-- begin Material to process --

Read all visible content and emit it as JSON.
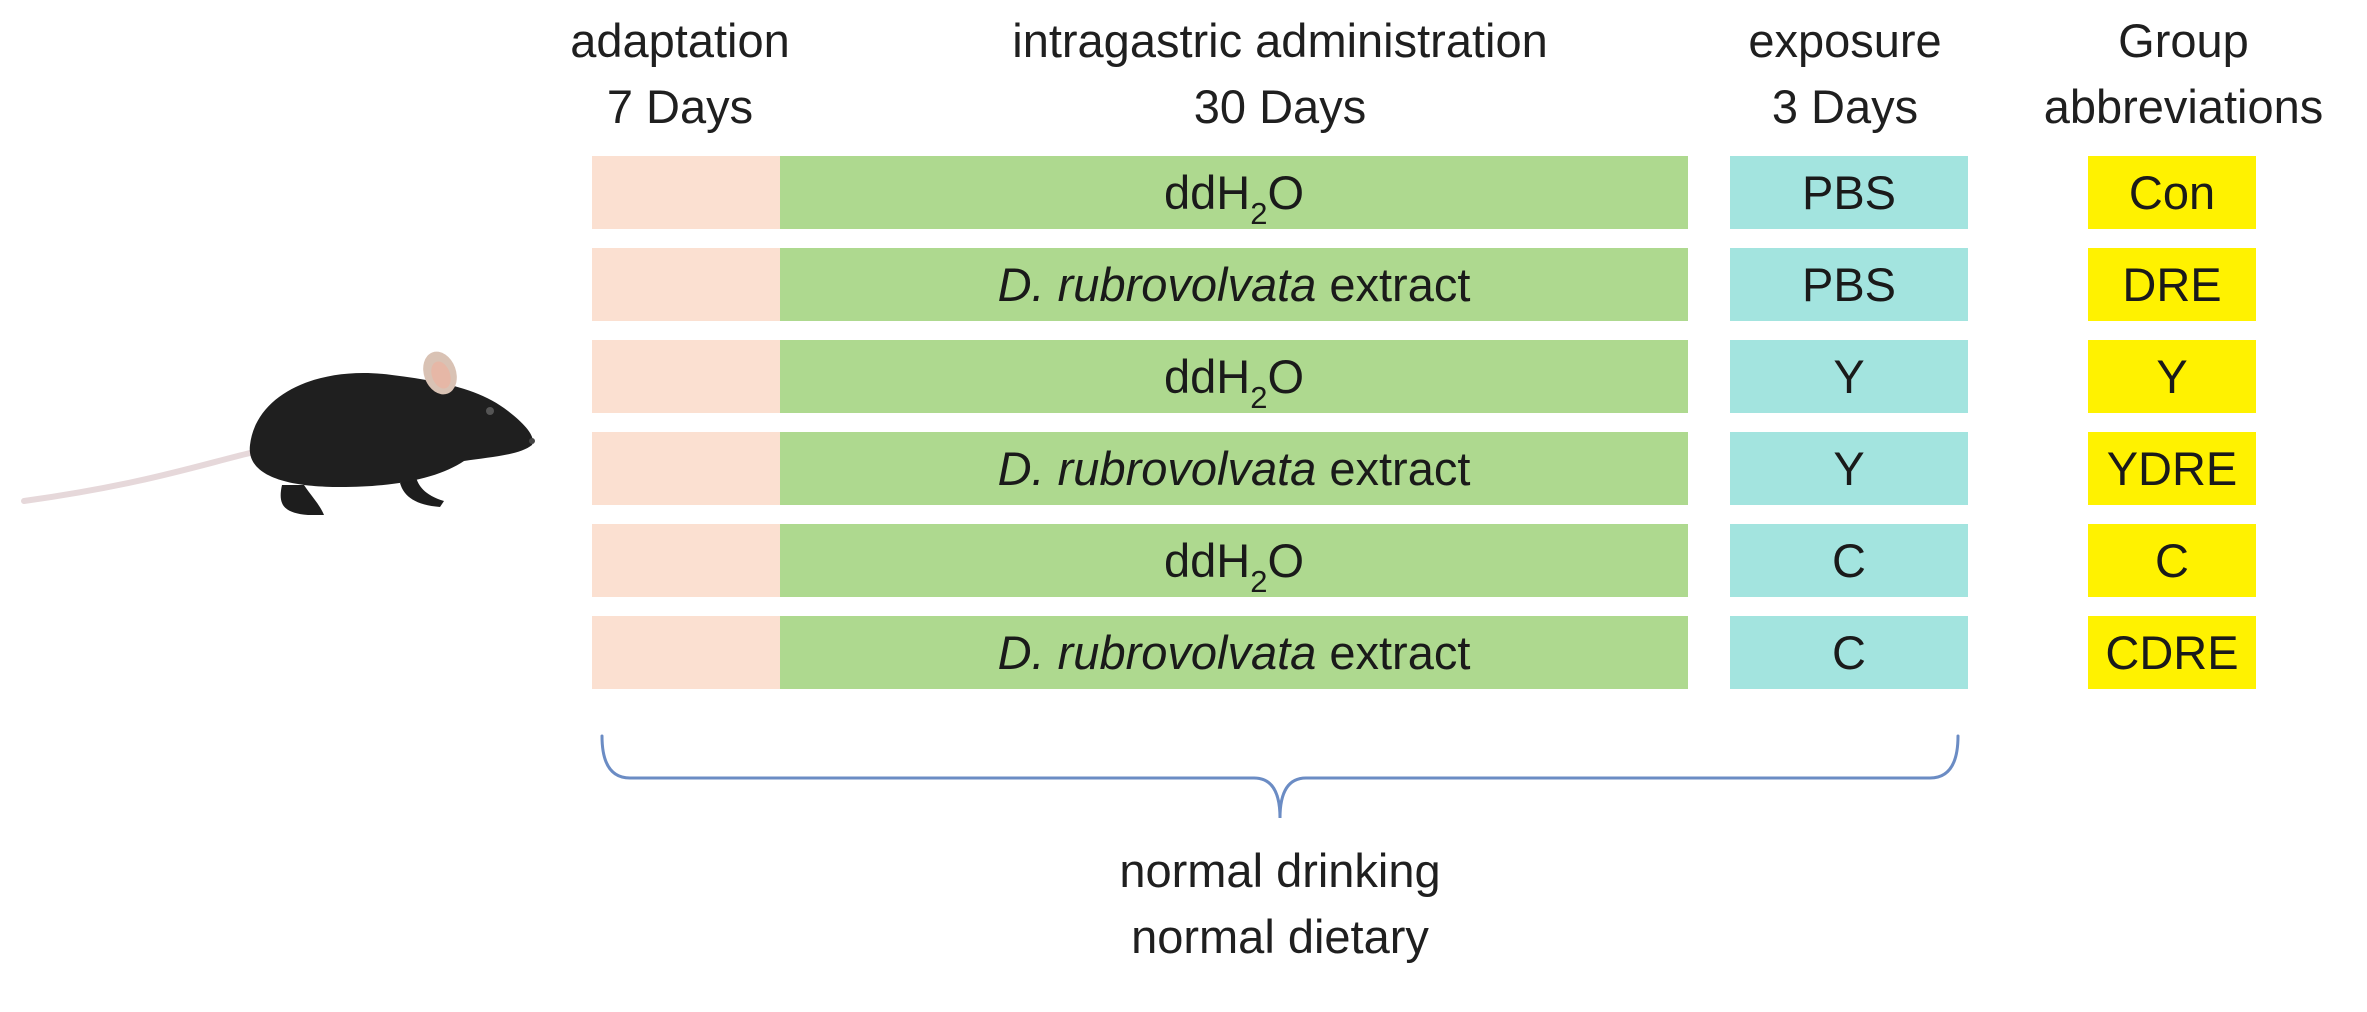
{
  "headers": {
    "adaptation": {
      "line1": "adaptation",
      "line2": "7 Days"
    },
    "intragastric": {
      "line1": "intragastric administration",
      "line2": "30 Days"
    },
    "exposure": {
      "line1": "exposure",
      "line2": "3 Days"
    },
    "group": {
      "line1": "Group",
      "line2": "abbreviations"
    }
  },
  "rows": [
    {
      "treatment": {
        "pre": "ddH",
        "sub": "2",
        "post": "O"
      },
      "exposure": "PBS",
      "abbr": "Con"
    },
    {
      "treatment": {
        "italic": "D. rubrovolvata",
        "rest": " extract"
      },
      "exposure": "PBS",
      "abbr": "DRE"
    },
    {
      "treatment": {
        "pre": "ddH",
        "sub": "2",
        "post": "O"
      },
      "exposure": "Y",
      "abbr": "Y"
    },
    {
      "treatment": {
        "italic": "D. rubrovolvata",
        "rest": " extract"
      },
      "exposure": "Y",
      "abbr": "YDRE"
    },
    {
      "treatment": {
        "pre": "ddH",
        "sub": "2",
        "post": "O"
      },
      "exposure": "C",
      "abbr": "C"
    },
    {
      "treatment": {
        "italic": "D. rubrovolvata",
        "rest": " extract"
      },
      "exposure": "C",
      "abbr": "CDRE"
    }
  ],
  "footer": {
    "line1": "normal drinking",
    "line2": "normal dietary"
  },
  "icons": {
    "animal": "mouse-icon",
    "brace": "curly-brace-icon"
  },
  "colors": {
    "adaptation": "#fbe0d1",
    "intragastric": "#aed98f",
    "exposure": "#a3e4df",
    "abbreviation": "#fff200",
    "brace": "#6b8cc4"
  }
}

-- end Material to process --

Written request
Keep every word of the data as it is when you write it out, but drop the pictures.

Correct result
Read all visible content and emit it as JSON.
{
  "headers": {
    "adaptation": {
      "line1": "adaptation",
      "line2": "7 Days"
    },
    "intragastric": {
      "line1": "intragastric administration",
      "line2": "30 Days"
    },
    "exposure": {
      "line1": "exposure",
      "line2": "3 Days"
    },
    "group": {
      "line1": "Group",
      "line2": "abbreviations"
    }
  },
  "rows": [
    {
      "treatment": {
        "pre": "ddH",
        "sub": "2",
        "post": "O"
      },
      "exposure": "PBS",
      "abbr": "Con"
    },
    {
      "treatment": {
        "italic": "D. rubrovolvata",
        "rest": " extract"
      },
      "exposure": "PBS",
      "abbr": "DRE"
    },
    {
      "treatment": {
        "pre": "ddH",
        "sub": "2",
        "post": "O"
      },
      "exposure": "Y",
      "abbr": "Y"
    },
    {
      "treatment": {
        "italic": "D. rubrovolvata",
        "rest": " extract"
      },
      "exposure": "Y",
      "abbr": "YDRE"
    },
    {
      "treatment": {
        "pre": "ddH",
        "sub": "2",
        "post": "O"
      },
      "exposure": "C",
      "abbr": "C"
    },
    {
      "treatment": {
        "italic": "D. rubrovolvata",
        "rest": " extract"
      },
      "exposure": "C",
      "abbr": "CDRE"
    }
  ],
  "footer": {
    "line1": "normal drinking",
    "line2": "normal dietary"
  },
  "icons": {
    "animal": "mouse-icon",
    "brace": "curly-brace-icon"
  },
  "colors": {
    "adaptation": "#fbe0d1",
    "intragastric": "#aed98f",
    "exposure": "#a3e4df",
    "abbreviation": "#fff200",
    "brace": "#6b8cc4"
  }
}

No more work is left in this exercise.